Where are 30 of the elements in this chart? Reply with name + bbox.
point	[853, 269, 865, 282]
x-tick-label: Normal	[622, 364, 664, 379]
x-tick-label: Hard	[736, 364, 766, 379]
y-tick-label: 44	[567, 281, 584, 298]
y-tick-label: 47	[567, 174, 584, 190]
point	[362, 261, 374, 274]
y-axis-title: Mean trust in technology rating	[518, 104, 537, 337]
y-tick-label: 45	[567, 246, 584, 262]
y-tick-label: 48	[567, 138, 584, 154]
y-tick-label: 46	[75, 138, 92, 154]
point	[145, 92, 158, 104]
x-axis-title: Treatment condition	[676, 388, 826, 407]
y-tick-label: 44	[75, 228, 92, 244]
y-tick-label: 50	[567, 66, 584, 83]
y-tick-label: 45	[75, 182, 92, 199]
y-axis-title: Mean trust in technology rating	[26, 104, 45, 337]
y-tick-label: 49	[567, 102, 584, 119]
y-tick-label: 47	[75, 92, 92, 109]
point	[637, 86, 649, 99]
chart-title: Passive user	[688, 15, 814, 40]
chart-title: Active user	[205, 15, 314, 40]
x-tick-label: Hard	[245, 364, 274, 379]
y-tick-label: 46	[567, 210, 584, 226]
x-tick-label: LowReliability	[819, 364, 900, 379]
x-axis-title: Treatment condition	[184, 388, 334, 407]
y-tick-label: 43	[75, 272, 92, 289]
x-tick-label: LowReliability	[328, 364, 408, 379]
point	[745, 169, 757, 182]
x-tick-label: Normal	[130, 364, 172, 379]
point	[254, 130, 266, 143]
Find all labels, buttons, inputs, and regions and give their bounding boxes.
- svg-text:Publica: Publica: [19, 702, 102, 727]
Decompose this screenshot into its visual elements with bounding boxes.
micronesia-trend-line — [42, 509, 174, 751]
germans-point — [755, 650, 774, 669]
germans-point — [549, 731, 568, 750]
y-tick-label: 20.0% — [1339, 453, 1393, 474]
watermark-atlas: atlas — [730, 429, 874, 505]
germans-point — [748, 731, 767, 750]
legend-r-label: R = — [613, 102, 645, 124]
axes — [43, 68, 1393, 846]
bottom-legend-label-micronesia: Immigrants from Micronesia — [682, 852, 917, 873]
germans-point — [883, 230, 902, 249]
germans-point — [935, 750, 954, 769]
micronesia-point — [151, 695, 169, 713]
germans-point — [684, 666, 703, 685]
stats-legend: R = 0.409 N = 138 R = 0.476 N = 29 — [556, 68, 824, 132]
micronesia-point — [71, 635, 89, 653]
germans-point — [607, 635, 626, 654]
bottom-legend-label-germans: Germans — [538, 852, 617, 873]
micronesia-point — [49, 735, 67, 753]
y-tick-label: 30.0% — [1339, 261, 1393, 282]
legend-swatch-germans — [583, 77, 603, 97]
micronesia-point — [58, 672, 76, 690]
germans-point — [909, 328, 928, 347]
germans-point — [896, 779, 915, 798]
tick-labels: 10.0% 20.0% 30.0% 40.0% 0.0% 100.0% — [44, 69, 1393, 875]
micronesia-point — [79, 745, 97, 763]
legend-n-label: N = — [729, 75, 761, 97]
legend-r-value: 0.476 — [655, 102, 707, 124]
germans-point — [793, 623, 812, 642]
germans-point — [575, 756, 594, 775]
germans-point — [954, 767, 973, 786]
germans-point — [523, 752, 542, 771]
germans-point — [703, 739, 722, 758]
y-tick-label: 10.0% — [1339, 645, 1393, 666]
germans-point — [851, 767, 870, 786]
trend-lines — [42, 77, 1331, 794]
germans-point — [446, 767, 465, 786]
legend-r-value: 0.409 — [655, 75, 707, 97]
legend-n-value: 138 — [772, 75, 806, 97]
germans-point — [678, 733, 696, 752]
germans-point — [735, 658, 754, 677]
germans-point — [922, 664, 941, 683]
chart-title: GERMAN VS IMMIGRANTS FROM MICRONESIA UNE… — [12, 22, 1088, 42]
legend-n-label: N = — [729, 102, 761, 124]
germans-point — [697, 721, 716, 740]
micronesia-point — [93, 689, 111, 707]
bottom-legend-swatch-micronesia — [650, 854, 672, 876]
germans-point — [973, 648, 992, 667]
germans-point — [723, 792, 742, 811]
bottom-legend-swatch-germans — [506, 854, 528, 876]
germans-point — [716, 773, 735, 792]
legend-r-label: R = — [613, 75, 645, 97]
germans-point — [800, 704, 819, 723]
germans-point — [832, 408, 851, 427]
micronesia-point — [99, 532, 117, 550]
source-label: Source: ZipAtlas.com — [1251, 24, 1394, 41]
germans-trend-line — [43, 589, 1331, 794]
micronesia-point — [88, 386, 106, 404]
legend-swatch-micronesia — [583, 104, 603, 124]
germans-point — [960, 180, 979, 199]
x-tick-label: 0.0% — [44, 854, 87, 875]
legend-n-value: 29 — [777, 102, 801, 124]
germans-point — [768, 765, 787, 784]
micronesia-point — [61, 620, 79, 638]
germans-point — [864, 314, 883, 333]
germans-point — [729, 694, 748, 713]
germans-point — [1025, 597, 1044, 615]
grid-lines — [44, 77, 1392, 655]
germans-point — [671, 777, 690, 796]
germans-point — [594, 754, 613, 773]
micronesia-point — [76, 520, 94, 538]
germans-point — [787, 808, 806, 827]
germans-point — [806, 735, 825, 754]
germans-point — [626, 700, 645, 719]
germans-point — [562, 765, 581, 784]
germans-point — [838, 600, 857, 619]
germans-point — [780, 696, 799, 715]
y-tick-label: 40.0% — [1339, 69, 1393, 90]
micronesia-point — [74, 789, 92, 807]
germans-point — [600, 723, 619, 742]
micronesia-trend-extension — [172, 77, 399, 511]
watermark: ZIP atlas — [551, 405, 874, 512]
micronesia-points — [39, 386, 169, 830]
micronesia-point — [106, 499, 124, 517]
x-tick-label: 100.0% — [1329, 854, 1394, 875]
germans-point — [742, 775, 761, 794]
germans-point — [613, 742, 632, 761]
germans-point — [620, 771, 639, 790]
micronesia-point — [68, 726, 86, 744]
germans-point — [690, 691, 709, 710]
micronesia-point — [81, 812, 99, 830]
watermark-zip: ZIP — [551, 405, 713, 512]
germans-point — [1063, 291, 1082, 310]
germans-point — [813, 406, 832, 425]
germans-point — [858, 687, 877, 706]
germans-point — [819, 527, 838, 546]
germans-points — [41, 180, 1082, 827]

______________________________

- What is needed -
Please reproduce all of the items above, keeping every line unchanged and in the same order.

- Answer to the task -
Where are 30 of the elements in this chart? Reply with name + bbox.
point	[853, 269, 865, 282]
x-tick-label: Normal	[622, 364, 664, 379]
x-tick-label: Hard	[736, 364, 766, 379]
y-tick-label: 44	[567, 281, 584, 298]
y-tick-label: 47	[567, 174, 584, 190]
point	[362, 261, 374, 274]
y-axis-title: Mean trust in technology rating	[518, 104, 537, 337]
y-tick-label: 45	[567, 246, 584, 262]
y-tick-label: 48	[567, 138, 584, 154]
y-tick-label: 46	[75, 138, 92, 154]
point	[145, 92, 158, 104]
x-axis-title: Treatment condition	[676, 388, 826, 407]
y-tick-label: 44	[75, 228, 92, 244]
y-tick-label: 50	[567, 66, 584, 83]
y-tick-label: 45	[75, 182, 92, 199]
y-axis-title: Mean trust in technology rating	[26, 104, 45, 337]
y-tick-label: 49	[567, 102, 584, 119]
y-tick-label: 47	[75, 92, 92, 109]
point	[637, 86, 649, 99]
chart-title: Passive user	[688, 15, 814, 40]
chart-title: Active user	[205, 15, 314, 40]
x-tick-label: Hard	[245, 364, 274, 379]
y-tick-label: 46	[567, 210, 584, 226]
x-tick-label: LowReliability	[819, 364, 900, 379]
x-axis-title: Treatment condition	[184, 388, 334, 407]
y-tick-label: 43	[75, 272, 92, 289]
x-tick-label: LowReliability	[328, 364, 408, 379]
point	[745, 169, 757, 182]
x-tick-label: Normal	[130, 364, 172, 379]
point	[254, 130, 266, 143]
Find all labels, buttons, inputs, and regions and give their bounding boxes.
- svg-text:Publica: Publica: [19, 702, 102, 727]
Decompose this screenshot into its visual elements with bounding boxes.
micronesia-trend-line — [42, 509, 174, 751]
germans-point — [755, 650, 774, 669]
germans-point — [549, 731, 568, 750]
y-tick-label: 20.0% — [1339, 453, 1393, 474]
watermark-atlas: atlas — [730, 429, 874, 505]
germans-point — [748, 731, 767, 750]
legend-r-label: R = — [613, 102, 645, 124]
axes — [43, 68, 1393, 846]
bottom-legend-label-micronesia: Immigrants from Micronesia — [682, 852, 917, 873]
germans-point — [883, 230, 902, 249]
germans-point — [935, 750, 954, 769]
micronesia-point — [151, 695, 169, 713]
germans-point — [684, 666, 703, 685]
stats-legend: R = 0.409 N = 138 R = 0.476 N = 29 — [556, 68, 824, 132]
micronesia-point — [71, 635, 89, 653]
germans-point — [607, 635, 626, 654]
bottom-legend-label-germans: Germans — [538, 852, 617, 873]
micronesia-point — [49, 735, 67, 753]
y-tick-label: 30.0% — [1339, 261, 1393, 282]
legend-swatch-germans — [583, 77, 603, 97]
micronesia-point — [58, 672, 76, 690]
germans-point — [909, 328, 928, 347]
germans-point — [896, 779, 915, 798]
tick-labels: 10.0% 20.0% 30.0% 40.0% 0.0% 100.0% — [44, 69, 1393, 875]
micronesia-point — [79, 745, 97, 763]
legend-n-label: N = — [729, 75, 761, 97]
legend-r-value: 0.476 — [655, 102, 707, 124]
germans-point — [793, 623, 812, 642]
germans-point — [575, 756, 594, 775]
germans-point — [954, 767, 973, 786]
germans-point — [523, 752, 542, 771]
germans-point — [703, 739, 722, 758]
y-tick-label: 10.0% — [1339, 645, 1393, 666]
germans-point — [851, 767, 870, 786]
trend-lines — [42, 77, 1331, 794]
germans-point — [446, 767, 465, 786]
legend-r-value: 0.409 — [655, 75, 707, 97]
legend-n-value: 138 — [772, 75, 806, 97]
germans-point — [678, 733, 696, 752]
germans-point — [735, 658, 754, 677]
germans-point — [922, 664, 941, 683]
chart-title: GERMAN VS IMMIGRANTS FROM MICRONESIA UNE… — [12, 22, 1088, 42]
legend-n-label: N = — [729, 102, 761, 124]
germans-point — [697, 721, 716, 740]
micronesia-point — [93, 689, 111, 707]
bottom-legend-swatch-micronesia — [650, 854, 672, 876]
germans-point — [973, 648, 992, 667]
germans-point — [723, 792, 742, 811]
bottom-legend-swatch-germans — [506, 854, 528, 876]
germans-point — [716, 773, 735, 792]
legend-r-label: R = — [613, 75, 645, 97]
germans-point — [800, 704, 819, 723]
germans-point — [832, 408, 851, 427]
micronesia-point — [99, 532, 117, 550]
source-label: Source: ZipAtlas.com — [1251, 24, 1394, 41]
germans-trend-line — [43, 589, 1331, 794]
micronesia-point — [88, 386, 106, 404]
legend-swatch-micronesia — [583, 104, 603, 124]
germans-point — [960, 180, 979, 199]
x-tick-label: 0.0% — [44, 854, 87, 875]
legend-n-value: 29 — [777, 102, 801, 124]
germans-point — [768, 765, 787, 784]
micronesia-point — [61, 620, 79, 638]
germans-point — [864, 314, 883, 333]
germans-point — [729, 694, 748, 713]
germans-point — [1025, 597, 1044, 615]
grid-lines — [44, 77, 1392, 655]
germans-point — [671, 777, 690, 796]
germans-point — [594, 754, 613, 773]
micronesia-point — [76, 520, 94, 538]
germans-point — [787, 808, 806, 827]
germans-point — [806, 735, 825, 754]
germans-point — [626, 700, 645, 719]
germans-point — [562, 765, 581, 784]
germans-point — [838, 600, 857, 619]
germans-point — [780, 696, 799, 715]
y-tick-label: 40.0% — [1339, 69, 1393, 90]
micronesia-point — [74, 789, 92, 807]
germans-point — [600, 723, 619, 742]
micronesia-trend-extension — [172, 77, 399, 511]
watermark: ZIP atlas — [551, 405, 874, 512]
micronesia-points — [39, 386, 169, 830]
micronesia-point — [106, 499, 124, 517]
x-tick-label: 100.0% — [1329, 854, 1394, 875]
germans-point — [742, 775, 761, 794]
germans-point — [613, 742, 632, 761]
germans-point — [620, 771, 639, 790]
micronesia-point — [68, 726, 86, 744]
germans-point — [690, 691, 709, 710]
micronesia-point — [81, 812, 99, 830]
watermark-zip: ZIP — [551, 405, 713, 512]
germans-point — [1063, 291, 1082, 310]
germans-point — [813, 406, 832, 425]
germans-point — [858, 687, 877, 706]
germans-point — [819, 527, 838, 546]
germans-points — [41, 180, 1082, 827]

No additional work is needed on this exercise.